**WHAT IS EXPECTED:** Lines that contain the string "content" are to be copied; leave out all others.

**EXTRACTED DATA:**
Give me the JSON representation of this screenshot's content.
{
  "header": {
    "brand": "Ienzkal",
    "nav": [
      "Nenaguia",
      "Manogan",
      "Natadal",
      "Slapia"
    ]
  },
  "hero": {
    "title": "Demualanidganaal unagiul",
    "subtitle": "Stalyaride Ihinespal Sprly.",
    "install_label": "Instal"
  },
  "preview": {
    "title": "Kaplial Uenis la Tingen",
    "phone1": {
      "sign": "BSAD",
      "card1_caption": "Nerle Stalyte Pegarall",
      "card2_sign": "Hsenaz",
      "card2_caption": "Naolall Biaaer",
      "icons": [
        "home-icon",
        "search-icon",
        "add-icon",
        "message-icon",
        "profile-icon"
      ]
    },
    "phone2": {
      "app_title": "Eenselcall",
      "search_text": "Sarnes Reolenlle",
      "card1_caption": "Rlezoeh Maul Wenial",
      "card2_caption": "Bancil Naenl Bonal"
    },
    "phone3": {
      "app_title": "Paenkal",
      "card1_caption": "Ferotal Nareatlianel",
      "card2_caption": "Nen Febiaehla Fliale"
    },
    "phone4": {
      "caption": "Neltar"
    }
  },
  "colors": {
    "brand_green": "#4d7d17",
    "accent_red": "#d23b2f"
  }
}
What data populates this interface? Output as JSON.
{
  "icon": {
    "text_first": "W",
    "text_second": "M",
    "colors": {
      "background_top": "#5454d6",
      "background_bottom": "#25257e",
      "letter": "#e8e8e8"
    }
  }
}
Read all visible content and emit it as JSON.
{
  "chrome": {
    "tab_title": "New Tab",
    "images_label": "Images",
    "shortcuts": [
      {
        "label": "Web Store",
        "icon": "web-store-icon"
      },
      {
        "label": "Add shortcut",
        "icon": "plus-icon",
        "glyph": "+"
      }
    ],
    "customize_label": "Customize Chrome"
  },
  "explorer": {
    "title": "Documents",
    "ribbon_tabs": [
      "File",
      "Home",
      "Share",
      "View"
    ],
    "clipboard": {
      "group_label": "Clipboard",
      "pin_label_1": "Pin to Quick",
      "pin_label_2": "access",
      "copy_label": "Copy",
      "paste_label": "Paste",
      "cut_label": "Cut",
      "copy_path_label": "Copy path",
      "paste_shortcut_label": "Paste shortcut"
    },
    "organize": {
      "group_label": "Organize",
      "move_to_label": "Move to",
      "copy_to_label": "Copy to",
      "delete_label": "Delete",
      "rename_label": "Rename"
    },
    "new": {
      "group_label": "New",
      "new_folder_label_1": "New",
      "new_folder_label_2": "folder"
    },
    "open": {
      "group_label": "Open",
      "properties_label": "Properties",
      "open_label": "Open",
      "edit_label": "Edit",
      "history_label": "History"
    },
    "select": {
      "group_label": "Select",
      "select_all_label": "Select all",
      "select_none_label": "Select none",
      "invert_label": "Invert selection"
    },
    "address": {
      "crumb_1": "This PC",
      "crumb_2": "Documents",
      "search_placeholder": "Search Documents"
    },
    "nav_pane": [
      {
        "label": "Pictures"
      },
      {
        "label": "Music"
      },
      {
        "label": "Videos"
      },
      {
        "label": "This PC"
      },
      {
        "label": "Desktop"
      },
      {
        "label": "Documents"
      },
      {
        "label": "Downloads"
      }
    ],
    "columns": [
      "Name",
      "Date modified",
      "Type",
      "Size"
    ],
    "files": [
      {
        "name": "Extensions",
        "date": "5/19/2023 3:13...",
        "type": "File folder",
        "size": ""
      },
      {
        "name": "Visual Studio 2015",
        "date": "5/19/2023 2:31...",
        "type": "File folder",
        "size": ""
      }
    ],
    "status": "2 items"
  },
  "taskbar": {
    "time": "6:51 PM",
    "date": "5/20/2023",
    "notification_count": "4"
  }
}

**TASK SOLUTION:**
Give me the JSON representation of this screenshot's content.
Read all visible content and emit it as JSON.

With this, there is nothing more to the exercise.